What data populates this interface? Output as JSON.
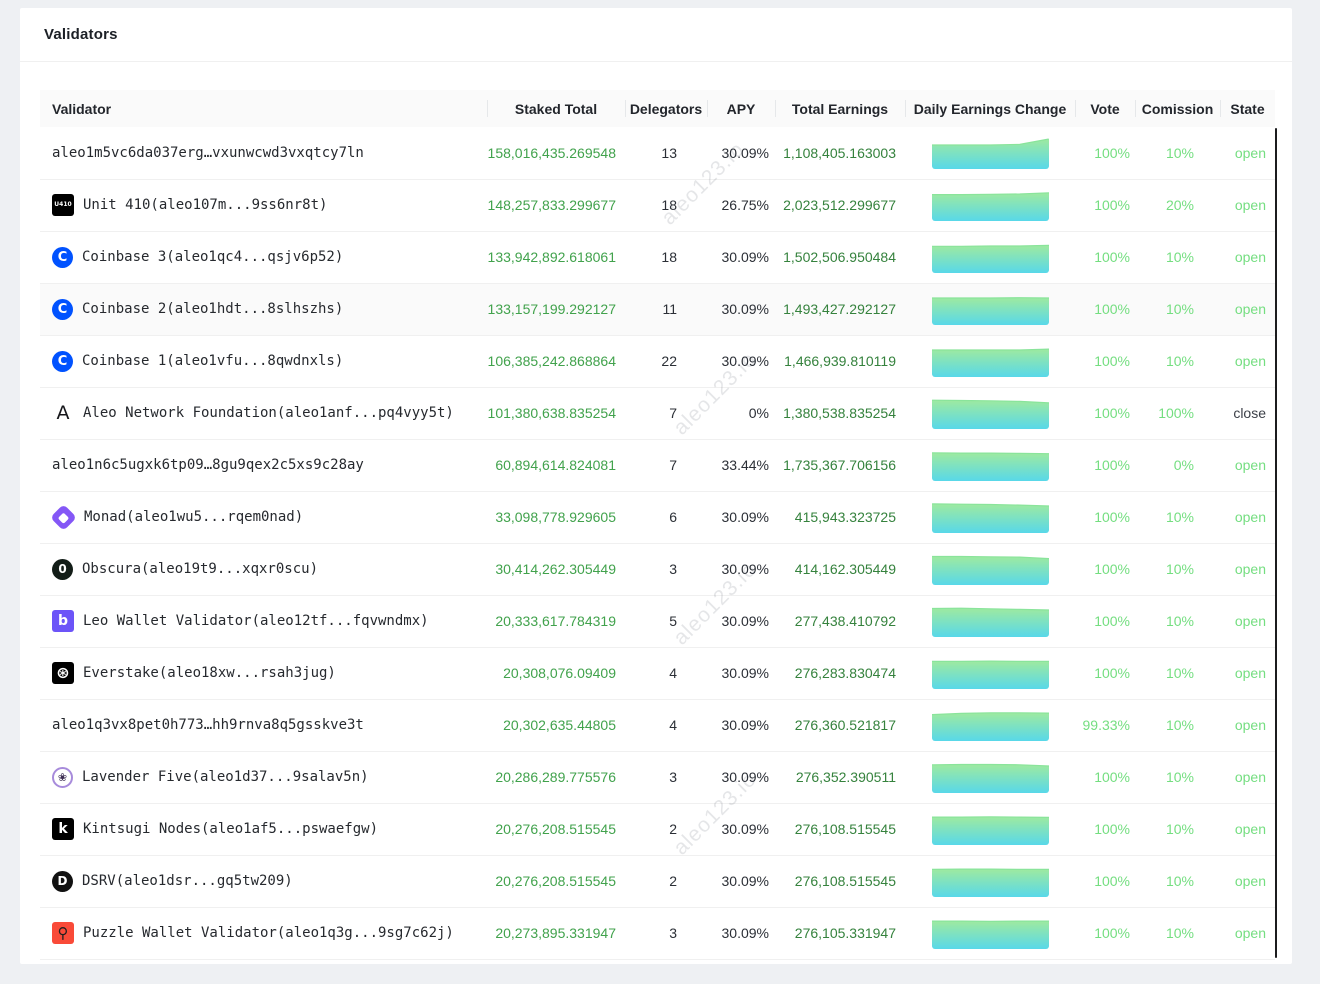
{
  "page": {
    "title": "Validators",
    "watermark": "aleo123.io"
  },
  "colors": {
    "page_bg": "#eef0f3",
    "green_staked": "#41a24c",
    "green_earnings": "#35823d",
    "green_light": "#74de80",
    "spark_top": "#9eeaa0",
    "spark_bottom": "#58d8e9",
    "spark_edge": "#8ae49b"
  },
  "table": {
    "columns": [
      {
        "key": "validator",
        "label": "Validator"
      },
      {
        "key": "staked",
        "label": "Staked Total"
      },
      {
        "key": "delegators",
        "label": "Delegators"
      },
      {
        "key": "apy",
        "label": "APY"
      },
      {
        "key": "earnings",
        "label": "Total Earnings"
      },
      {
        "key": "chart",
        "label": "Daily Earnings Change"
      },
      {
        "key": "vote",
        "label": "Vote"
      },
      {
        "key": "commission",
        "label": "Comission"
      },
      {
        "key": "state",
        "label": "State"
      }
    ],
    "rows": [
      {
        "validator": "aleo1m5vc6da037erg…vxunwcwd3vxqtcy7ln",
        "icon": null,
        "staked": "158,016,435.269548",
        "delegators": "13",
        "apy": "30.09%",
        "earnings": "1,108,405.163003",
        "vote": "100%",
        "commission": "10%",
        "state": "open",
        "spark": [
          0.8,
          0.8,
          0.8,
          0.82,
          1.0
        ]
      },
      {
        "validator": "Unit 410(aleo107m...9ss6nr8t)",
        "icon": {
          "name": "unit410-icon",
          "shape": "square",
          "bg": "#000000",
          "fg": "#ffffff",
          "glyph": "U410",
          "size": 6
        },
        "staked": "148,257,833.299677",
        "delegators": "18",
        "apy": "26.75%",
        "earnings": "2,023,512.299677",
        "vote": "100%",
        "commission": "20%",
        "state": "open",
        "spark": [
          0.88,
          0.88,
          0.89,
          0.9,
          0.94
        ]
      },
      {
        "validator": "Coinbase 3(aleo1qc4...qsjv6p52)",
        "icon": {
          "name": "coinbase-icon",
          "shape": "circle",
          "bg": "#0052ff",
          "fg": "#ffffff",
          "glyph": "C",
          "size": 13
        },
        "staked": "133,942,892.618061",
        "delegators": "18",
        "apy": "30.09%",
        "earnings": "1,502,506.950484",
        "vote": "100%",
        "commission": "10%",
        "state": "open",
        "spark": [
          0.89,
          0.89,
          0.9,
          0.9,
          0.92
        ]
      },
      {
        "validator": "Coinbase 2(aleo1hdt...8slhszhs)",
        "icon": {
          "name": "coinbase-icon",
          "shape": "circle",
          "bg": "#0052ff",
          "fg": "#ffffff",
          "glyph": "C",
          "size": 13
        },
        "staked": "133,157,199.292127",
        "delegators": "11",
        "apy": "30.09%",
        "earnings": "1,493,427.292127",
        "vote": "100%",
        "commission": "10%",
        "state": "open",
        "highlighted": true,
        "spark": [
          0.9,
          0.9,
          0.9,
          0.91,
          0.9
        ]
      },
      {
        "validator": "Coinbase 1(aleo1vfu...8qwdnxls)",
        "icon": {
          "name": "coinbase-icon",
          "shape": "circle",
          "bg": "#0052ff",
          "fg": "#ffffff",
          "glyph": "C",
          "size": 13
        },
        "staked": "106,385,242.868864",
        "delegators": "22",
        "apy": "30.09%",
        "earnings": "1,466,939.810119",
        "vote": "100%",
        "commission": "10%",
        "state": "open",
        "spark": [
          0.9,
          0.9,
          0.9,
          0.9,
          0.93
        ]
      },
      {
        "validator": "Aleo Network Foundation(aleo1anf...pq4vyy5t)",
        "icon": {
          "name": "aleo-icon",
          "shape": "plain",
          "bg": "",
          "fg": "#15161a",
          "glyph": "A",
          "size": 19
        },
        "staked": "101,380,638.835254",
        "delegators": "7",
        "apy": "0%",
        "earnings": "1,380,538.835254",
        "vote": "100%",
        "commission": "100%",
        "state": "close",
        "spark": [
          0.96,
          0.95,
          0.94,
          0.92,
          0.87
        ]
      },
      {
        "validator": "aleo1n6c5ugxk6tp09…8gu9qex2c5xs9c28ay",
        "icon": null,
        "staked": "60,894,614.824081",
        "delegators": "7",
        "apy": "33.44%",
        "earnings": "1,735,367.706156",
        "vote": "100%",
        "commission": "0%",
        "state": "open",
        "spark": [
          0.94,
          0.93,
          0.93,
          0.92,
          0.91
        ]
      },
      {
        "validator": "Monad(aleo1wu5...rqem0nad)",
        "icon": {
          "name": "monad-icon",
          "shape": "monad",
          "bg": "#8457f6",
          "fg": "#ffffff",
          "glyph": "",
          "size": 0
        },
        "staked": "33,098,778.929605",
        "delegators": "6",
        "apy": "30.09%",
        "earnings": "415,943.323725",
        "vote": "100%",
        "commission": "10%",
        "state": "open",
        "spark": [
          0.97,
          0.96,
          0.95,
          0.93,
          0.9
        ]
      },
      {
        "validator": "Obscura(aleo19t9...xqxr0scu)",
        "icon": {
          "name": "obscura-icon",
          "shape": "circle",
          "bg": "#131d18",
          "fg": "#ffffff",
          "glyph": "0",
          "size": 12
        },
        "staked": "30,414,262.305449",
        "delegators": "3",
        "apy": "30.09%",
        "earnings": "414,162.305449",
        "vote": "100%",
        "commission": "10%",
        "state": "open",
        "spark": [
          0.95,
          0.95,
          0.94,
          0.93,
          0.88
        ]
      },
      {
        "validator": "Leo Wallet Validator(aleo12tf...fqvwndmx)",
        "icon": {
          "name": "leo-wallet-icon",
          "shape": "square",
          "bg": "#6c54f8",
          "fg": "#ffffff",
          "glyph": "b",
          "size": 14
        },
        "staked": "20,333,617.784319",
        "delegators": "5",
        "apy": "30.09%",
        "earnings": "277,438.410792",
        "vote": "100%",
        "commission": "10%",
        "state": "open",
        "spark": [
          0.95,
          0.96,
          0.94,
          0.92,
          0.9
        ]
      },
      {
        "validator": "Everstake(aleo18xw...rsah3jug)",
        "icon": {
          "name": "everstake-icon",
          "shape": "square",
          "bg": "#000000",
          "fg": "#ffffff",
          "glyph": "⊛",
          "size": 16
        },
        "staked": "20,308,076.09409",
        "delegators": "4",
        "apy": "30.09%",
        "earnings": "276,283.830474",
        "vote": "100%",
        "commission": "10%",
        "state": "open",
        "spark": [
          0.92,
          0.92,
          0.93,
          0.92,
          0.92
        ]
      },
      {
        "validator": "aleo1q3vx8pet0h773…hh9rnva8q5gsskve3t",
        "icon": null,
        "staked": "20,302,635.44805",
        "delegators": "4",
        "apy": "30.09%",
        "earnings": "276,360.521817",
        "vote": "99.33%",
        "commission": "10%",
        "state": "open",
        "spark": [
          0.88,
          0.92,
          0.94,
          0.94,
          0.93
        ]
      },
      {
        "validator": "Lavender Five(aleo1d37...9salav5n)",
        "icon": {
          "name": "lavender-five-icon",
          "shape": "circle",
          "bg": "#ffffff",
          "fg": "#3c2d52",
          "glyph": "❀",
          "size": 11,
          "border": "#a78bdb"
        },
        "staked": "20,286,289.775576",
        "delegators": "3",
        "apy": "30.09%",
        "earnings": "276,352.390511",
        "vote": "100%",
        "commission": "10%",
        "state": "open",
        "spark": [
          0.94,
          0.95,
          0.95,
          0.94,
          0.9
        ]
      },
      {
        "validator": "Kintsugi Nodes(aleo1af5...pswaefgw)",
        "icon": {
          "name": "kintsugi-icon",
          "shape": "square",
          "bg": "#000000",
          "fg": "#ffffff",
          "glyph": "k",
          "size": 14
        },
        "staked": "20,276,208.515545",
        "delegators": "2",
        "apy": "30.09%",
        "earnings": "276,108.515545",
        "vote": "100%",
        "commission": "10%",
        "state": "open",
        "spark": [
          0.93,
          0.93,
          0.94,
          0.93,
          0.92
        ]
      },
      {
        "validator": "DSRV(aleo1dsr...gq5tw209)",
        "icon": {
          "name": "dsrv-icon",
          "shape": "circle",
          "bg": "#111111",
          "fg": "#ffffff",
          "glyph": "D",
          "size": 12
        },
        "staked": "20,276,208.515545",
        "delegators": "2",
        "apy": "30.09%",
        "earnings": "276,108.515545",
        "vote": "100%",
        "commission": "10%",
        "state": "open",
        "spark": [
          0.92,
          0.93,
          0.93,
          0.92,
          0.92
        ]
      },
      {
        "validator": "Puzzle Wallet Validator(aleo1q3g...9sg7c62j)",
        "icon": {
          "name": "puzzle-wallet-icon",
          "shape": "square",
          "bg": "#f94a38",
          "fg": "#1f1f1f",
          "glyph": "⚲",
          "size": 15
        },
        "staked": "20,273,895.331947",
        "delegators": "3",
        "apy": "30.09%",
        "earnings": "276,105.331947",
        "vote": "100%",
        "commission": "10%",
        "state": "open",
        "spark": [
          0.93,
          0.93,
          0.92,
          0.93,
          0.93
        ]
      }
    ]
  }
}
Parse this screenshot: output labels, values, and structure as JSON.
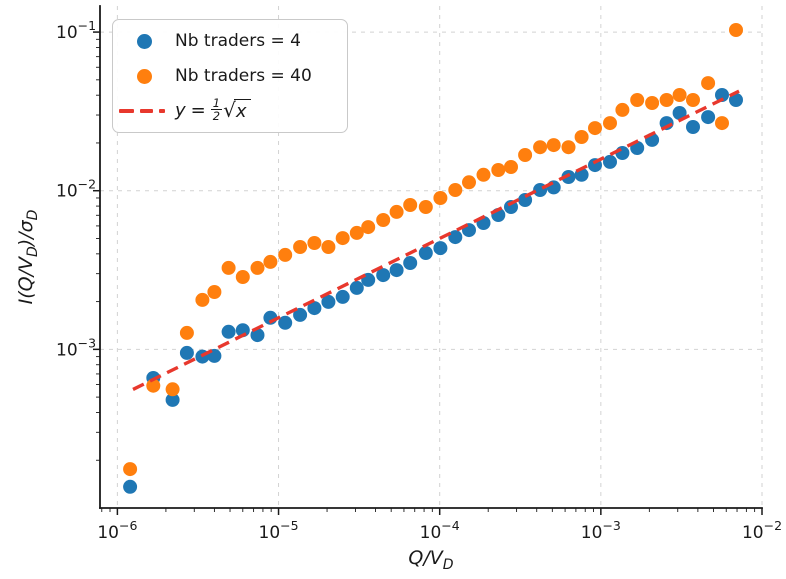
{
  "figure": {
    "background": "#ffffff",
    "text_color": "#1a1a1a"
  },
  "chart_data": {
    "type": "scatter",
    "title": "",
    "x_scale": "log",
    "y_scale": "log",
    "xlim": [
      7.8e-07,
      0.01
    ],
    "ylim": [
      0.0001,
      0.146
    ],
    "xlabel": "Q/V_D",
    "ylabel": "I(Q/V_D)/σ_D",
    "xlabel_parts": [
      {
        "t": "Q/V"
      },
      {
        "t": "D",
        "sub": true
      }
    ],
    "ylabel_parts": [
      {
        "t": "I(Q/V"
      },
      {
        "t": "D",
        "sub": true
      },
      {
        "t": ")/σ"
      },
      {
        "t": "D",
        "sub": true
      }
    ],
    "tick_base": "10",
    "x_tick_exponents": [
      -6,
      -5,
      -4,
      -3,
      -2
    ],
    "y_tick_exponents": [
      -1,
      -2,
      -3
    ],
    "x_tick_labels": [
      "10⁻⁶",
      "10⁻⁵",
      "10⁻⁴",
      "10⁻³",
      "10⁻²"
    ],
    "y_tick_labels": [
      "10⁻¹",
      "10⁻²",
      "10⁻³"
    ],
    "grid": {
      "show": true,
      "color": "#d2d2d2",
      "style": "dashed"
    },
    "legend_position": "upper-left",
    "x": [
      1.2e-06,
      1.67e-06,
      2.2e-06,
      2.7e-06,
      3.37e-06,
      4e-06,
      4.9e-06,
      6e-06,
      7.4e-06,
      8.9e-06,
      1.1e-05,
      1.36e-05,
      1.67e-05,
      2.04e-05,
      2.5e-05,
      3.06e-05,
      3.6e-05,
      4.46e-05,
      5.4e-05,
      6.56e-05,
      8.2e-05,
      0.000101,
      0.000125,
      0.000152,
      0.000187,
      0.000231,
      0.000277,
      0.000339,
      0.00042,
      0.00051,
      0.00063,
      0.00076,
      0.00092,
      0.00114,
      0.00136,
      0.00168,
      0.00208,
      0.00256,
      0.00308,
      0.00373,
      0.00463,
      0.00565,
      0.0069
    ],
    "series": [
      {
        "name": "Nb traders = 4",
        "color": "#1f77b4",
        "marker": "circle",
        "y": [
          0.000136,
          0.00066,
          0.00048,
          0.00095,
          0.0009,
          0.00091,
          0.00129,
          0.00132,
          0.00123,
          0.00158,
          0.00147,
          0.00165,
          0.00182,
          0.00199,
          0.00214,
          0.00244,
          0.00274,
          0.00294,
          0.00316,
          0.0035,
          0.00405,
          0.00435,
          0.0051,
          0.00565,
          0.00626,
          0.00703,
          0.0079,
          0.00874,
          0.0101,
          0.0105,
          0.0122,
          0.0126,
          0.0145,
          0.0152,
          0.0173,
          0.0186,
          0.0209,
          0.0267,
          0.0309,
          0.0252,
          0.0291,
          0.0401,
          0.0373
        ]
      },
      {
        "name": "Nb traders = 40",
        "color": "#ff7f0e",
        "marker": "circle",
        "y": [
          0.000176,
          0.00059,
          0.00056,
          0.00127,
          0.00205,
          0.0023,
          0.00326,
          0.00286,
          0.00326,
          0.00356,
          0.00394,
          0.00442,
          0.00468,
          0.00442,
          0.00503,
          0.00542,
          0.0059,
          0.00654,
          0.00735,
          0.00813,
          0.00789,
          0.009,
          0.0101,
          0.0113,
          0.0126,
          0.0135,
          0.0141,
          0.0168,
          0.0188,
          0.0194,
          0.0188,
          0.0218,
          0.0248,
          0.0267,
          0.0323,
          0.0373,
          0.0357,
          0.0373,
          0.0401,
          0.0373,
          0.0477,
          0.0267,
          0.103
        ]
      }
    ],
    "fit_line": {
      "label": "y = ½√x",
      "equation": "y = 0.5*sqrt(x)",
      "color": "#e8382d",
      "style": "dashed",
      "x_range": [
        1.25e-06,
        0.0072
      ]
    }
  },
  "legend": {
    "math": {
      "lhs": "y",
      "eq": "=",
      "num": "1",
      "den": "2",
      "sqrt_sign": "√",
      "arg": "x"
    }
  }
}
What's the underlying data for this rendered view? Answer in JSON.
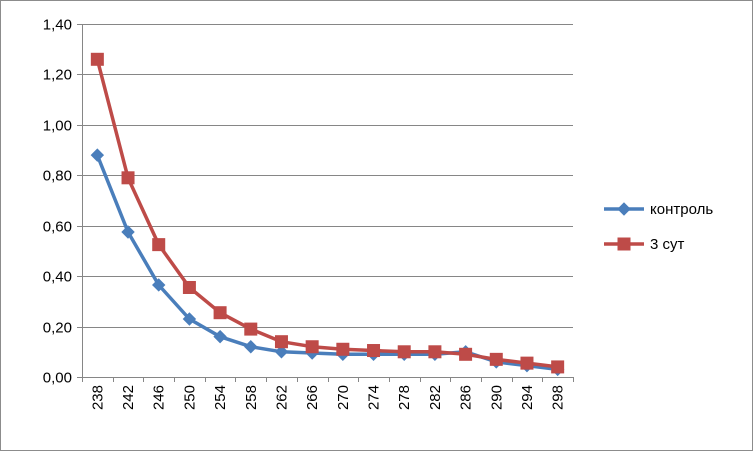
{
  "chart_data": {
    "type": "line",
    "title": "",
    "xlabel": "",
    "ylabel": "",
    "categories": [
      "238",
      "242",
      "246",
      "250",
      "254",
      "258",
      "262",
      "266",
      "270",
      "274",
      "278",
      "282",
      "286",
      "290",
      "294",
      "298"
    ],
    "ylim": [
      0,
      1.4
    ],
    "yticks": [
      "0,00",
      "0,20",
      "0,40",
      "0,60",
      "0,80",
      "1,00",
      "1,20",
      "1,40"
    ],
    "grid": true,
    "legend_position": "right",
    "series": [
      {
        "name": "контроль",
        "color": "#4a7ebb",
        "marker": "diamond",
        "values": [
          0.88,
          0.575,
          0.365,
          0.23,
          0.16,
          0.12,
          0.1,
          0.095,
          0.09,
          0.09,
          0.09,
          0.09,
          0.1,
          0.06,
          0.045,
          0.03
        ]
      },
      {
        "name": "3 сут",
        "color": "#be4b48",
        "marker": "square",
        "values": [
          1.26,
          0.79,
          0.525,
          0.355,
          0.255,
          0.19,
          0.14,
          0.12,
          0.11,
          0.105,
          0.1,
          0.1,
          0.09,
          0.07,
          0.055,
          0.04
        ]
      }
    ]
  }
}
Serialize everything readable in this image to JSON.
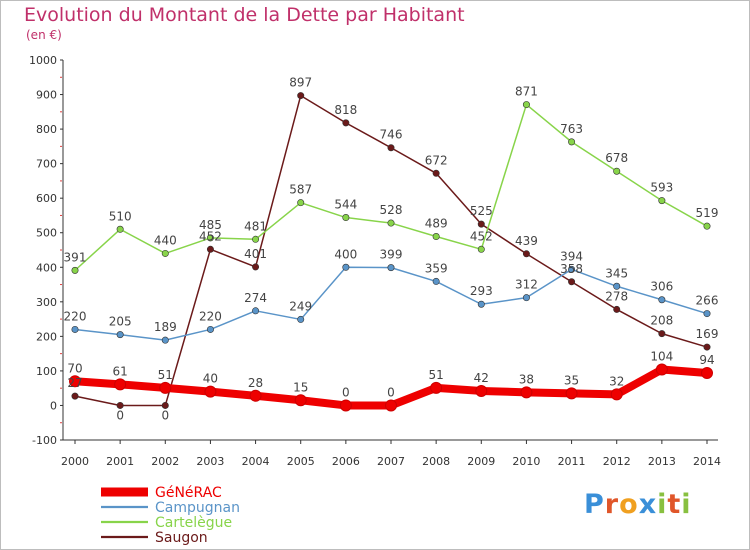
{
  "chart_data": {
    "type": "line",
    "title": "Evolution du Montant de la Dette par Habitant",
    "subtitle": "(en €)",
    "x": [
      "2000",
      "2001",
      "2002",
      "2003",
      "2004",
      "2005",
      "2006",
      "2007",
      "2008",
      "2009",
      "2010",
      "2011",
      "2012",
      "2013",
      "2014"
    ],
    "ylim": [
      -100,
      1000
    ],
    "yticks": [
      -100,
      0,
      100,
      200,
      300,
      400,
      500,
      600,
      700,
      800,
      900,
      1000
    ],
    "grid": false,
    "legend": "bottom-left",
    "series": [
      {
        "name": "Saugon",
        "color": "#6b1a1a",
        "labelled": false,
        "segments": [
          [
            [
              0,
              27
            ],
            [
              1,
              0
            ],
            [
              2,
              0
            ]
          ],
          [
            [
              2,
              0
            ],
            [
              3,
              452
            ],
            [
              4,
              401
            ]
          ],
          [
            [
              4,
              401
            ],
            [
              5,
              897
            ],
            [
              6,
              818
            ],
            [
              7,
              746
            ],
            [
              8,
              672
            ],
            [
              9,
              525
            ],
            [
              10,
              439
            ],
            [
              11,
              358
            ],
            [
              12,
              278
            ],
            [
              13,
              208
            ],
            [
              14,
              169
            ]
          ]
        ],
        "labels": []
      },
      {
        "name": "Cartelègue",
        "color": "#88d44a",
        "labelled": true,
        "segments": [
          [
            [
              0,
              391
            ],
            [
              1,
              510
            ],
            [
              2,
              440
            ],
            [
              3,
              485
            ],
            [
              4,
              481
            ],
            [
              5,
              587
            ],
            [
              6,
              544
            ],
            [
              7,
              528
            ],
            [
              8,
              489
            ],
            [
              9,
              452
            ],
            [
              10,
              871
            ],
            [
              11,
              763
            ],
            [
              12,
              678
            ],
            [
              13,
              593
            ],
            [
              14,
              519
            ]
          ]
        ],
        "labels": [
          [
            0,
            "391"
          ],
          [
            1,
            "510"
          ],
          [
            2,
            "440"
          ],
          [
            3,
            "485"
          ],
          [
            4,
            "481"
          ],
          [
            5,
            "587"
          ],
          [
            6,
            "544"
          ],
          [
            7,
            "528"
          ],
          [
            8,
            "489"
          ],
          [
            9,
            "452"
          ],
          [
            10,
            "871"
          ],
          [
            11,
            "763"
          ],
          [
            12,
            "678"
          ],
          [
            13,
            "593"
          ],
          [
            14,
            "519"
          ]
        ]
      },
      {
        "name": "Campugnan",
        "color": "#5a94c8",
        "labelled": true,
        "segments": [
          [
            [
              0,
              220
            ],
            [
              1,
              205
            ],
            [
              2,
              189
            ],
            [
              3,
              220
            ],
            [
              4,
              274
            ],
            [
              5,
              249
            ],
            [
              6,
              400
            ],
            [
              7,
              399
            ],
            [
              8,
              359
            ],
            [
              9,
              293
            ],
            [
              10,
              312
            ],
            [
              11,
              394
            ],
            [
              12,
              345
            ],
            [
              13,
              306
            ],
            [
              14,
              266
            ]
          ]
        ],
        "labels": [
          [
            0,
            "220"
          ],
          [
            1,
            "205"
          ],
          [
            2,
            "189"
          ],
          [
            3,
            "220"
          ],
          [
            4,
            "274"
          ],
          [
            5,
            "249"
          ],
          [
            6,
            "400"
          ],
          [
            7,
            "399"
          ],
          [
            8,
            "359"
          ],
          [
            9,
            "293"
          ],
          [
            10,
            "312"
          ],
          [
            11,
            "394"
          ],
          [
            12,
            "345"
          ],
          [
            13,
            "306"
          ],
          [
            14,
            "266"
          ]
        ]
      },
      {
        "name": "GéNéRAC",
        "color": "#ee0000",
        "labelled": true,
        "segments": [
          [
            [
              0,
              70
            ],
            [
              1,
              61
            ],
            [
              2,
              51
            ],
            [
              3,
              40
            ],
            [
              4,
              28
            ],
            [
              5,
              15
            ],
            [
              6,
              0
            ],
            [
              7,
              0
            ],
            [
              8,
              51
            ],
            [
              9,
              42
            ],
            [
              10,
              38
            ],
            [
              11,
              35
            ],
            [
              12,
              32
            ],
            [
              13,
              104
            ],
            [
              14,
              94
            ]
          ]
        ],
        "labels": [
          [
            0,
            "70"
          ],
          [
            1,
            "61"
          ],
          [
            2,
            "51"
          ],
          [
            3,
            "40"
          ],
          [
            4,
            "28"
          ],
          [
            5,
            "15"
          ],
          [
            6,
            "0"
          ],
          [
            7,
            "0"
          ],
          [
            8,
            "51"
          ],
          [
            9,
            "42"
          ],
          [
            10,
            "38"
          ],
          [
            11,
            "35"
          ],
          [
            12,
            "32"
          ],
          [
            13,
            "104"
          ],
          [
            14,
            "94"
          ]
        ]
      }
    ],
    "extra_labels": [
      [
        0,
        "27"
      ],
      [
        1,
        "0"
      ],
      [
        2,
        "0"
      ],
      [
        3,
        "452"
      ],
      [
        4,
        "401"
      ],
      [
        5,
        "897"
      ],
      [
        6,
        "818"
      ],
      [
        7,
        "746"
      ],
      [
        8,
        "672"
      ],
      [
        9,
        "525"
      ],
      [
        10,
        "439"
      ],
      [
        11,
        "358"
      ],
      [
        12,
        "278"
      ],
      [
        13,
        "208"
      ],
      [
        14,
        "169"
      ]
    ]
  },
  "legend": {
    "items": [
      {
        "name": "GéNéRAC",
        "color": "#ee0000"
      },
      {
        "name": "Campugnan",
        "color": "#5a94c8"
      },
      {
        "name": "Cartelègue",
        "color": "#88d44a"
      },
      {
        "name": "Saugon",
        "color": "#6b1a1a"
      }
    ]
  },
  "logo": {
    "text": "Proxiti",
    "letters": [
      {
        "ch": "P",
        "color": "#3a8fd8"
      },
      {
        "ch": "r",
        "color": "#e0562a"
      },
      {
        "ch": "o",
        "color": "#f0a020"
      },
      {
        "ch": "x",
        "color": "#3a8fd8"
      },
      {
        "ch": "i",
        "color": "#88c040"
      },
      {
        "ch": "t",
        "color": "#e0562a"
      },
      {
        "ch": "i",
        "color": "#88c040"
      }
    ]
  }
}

— Problem to work on —
From the entries above, pull out each line that includes "left".

— Solution to this exercise —
    "legend_position": "upper-left",
    "legend": "bottom-left",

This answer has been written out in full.